Stated task 1>
Answer these questions about the talk page excerpt:
(a) What kind of task force is Rex trying to get started?
(b) According to Gimmetrow, to what kind of images does "fair use" apply?
(c) Which article does Ulritz invite the reader to take part in?
Stated task 2>
Print everything in the talk page excerpt from "I'm currently trying" down to "26 July 2006 (UTC)".

Excerpted passage>
◇ ◇ ◇ ◇

I'm currently trying to get a Dutch military task force started, would you join us? From what I've seen on the Netherlands in World war II article, you could most certainly provide a (more than) worthy contribution.
If you're interested, and I hope you are, please drop a note at this talk page Cheers, Rex 16:35, 26 July 2006 (UTC)
Possibly unfree Image:Priestly ordination.jpg
An image that you uploaded or altered, Image:Priestly ordination.jpg, has been listed at Misplaced Pages:Possibly unfree images. If the image's copyright status cannot be verified, it may be deleted. Please go to its page to provide the necessary information on the source or licensing of this image (if you have any), if you are interested in it not being deleted. Thank you. Gimmetrow 18:25, 28 July 2006 (UTC)- Could you either update the image page or explain the source better? I am hoping you can show this is a public domain image, because I would like to be able to use it for other projects. Gimmetrow 17:32, 7 August 2006 (UTC)
- I think there is still some confusion about the picture. If you took the picture yourself you can release it into the public domain, and then there is no need to mention "fair use". "Fair use" only applies to copyrighted images. So the first question is whether it is copyrighted or in the public domain. Where does the image come from? Did a friend of yours take the picture with a digital camera? Was it a photo print that you scanned? Did you grab it from a website and edit it? Gimmetrow 03:56, 9 August 2006 (UTC)
- If a friend took it, then the image description should ideally be as clear as possible. For instance: "Taken by private individual (provide contact info) who releases it into the public domain." If it is certainly public domain, mentioning "fair use" is confusing. Gimmetrow 15:07, 9 August 2006 (UTC)
Germans
Hi, care to take part in the Germans article, specifically the usage of the term regarding Austrian and Swiss nationals of German ethnicity? I see you have a healthy historical perspective on issues related to Germany. P.S. Good work on reversing the Nazi-Christian cooperation myth. Let's not forget that the church doscouraged its faithful from voting for the Nazis, while entry into the SS had far greater chances of success when one didnt belong to any religious congregation, and had proof thereof. Ulritz 15:40, 2 August 2006 (UTC)

◇ ◇ ◇ ◇

Entries>

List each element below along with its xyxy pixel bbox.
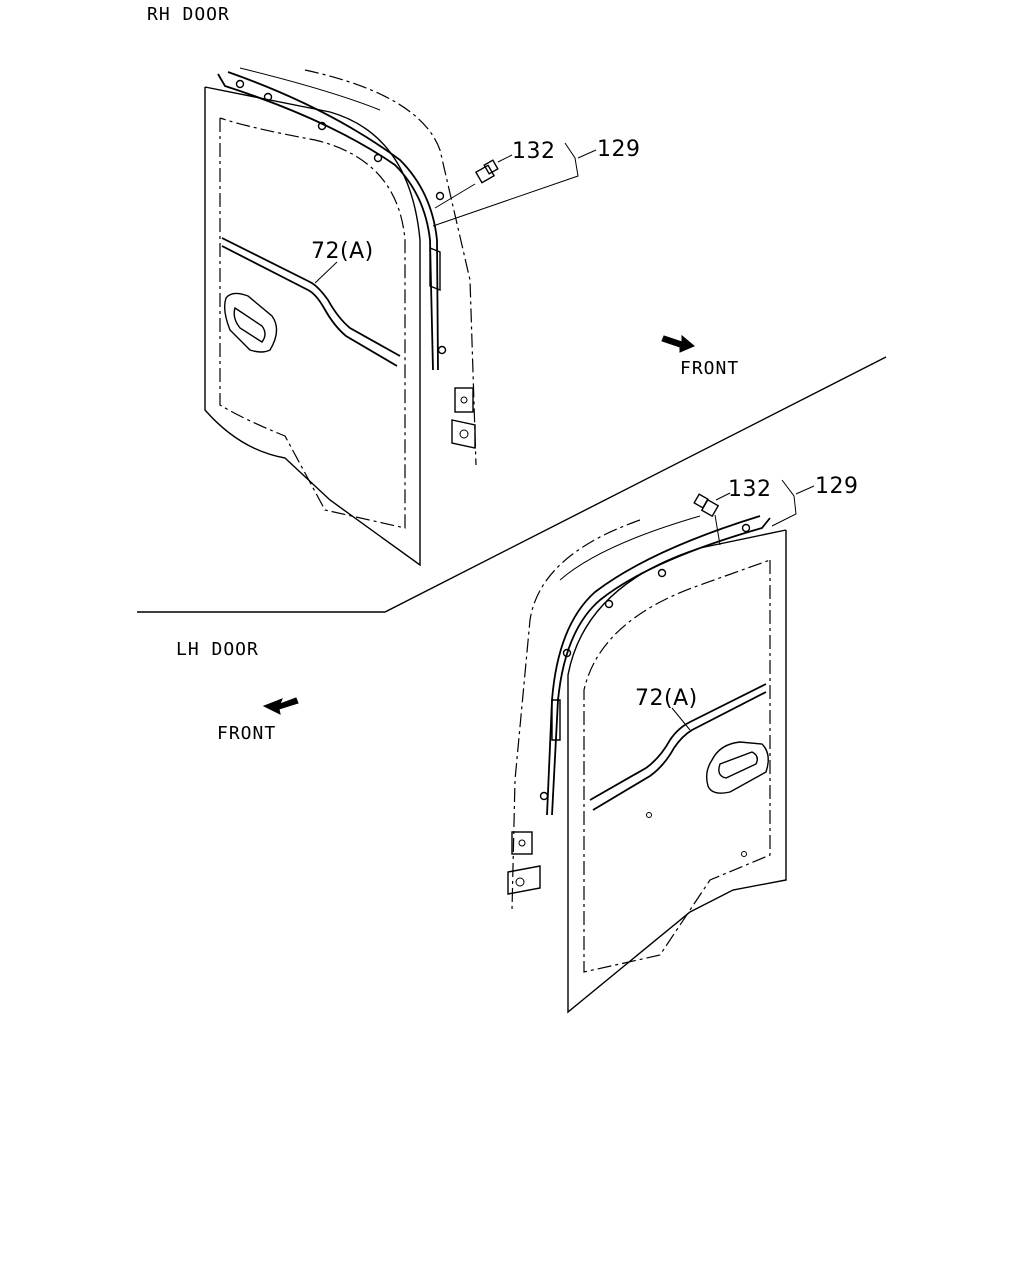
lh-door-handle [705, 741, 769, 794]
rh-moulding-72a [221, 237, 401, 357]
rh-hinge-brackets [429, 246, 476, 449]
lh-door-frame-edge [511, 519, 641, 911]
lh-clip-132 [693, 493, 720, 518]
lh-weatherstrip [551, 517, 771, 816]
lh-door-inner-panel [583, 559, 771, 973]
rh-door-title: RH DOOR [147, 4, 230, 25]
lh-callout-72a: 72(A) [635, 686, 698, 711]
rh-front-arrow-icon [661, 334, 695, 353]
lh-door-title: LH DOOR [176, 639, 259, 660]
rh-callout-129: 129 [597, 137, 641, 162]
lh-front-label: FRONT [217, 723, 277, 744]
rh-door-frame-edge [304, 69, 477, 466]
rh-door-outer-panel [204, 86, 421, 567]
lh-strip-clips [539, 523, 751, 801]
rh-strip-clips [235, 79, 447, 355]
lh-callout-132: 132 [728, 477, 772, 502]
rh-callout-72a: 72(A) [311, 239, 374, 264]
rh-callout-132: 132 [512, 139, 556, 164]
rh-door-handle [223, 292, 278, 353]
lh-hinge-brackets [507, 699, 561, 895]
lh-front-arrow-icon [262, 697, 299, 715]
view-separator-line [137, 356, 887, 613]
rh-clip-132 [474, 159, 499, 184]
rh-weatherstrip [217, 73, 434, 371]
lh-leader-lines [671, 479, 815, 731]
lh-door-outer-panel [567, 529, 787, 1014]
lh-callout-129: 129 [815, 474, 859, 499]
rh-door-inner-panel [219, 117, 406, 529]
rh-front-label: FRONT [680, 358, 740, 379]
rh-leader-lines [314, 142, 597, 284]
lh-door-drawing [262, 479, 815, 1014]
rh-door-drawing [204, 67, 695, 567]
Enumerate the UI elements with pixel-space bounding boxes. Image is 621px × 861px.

◇ ◇ ◇ ◇

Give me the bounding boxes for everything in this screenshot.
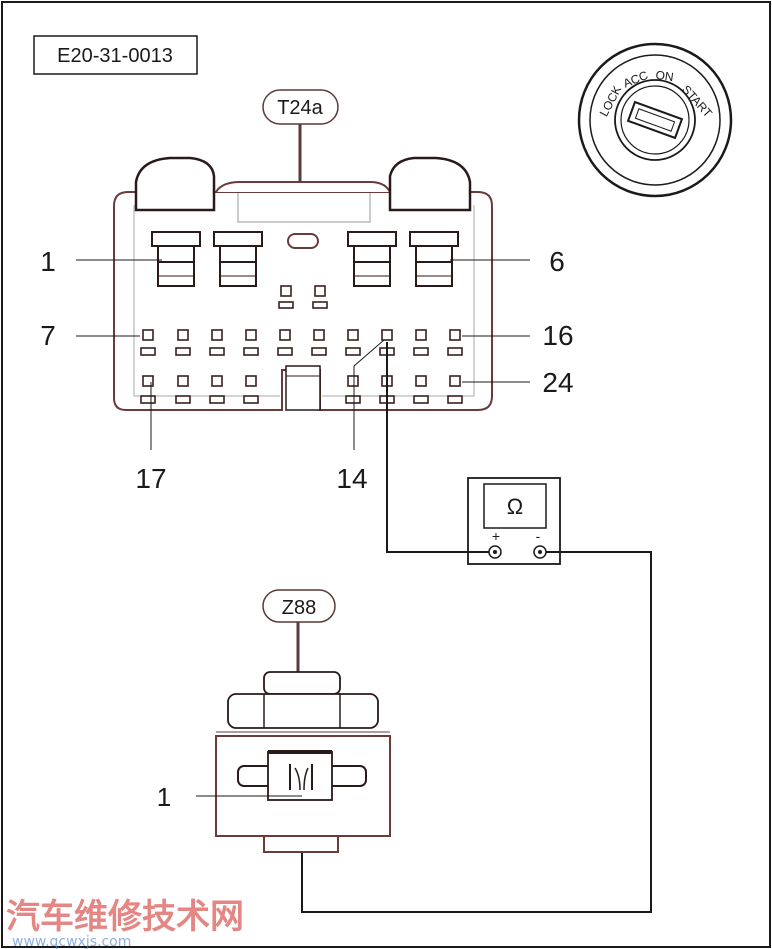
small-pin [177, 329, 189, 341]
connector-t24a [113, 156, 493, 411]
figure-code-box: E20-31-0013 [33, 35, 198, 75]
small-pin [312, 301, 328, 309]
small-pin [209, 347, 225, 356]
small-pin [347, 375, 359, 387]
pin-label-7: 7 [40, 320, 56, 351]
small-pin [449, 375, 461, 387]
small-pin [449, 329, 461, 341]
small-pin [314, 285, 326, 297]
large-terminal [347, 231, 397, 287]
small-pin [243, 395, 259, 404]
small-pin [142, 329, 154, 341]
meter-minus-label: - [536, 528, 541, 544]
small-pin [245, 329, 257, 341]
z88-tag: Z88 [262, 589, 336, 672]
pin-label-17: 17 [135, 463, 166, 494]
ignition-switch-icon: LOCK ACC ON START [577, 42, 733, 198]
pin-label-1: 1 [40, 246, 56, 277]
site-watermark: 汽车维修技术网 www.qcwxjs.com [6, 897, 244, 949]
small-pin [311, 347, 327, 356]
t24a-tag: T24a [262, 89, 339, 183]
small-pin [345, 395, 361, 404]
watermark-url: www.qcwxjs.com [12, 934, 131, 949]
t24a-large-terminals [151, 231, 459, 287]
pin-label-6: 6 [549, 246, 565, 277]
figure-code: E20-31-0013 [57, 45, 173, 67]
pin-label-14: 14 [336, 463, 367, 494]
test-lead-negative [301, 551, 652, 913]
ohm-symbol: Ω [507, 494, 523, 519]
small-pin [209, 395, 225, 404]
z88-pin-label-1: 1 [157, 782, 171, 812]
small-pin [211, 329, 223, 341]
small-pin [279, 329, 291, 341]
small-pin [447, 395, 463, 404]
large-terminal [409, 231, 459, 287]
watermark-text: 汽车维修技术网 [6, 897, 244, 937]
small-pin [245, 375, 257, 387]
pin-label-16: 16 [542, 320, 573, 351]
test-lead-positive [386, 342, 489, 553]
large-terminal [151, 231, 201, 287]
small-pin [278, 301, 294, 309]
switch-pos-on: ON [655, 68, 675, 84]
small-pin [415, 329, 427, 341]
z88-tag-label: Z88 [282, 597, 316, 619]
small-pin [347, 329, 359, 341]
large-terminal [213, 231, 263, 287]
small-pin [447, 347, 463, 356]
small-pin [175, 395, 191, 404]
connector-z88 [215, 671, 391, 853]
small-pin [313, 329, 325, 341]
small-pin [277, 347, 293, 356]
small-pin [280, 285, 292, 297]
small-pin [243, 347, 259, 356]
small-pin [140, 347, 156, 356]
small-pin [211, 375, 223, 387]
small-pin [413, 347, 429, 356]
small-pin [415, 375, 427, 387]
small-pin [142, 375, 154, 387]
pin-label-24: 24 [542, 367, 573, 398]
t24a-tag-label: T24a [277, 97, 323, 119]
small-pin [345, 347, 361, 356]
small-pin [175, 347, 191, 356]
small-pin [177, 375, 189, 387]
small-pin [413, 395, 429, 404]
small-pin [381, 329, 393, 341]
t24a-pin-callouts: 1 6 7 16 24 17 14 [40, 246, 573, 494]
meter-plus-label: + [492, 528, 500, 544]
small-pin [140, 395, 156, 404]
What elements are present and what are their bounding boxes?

◇ ◇ ◇ ◇

Correct output 1>
(a) A Dutch military task force.
(b) Only to copyrighted images.
(c) The Germans article.

Correct output 2>
I'm currently trying to get a Dutch military task force started, would you join us? From what I've seen on the Netherlands in World war II article, you could most certainly provide a (more than) worthy contribution.
If you're interested, and I hope you are, please drop a note at this talk page Cheers, Rex 16:35, 26 July 2006 (UTC)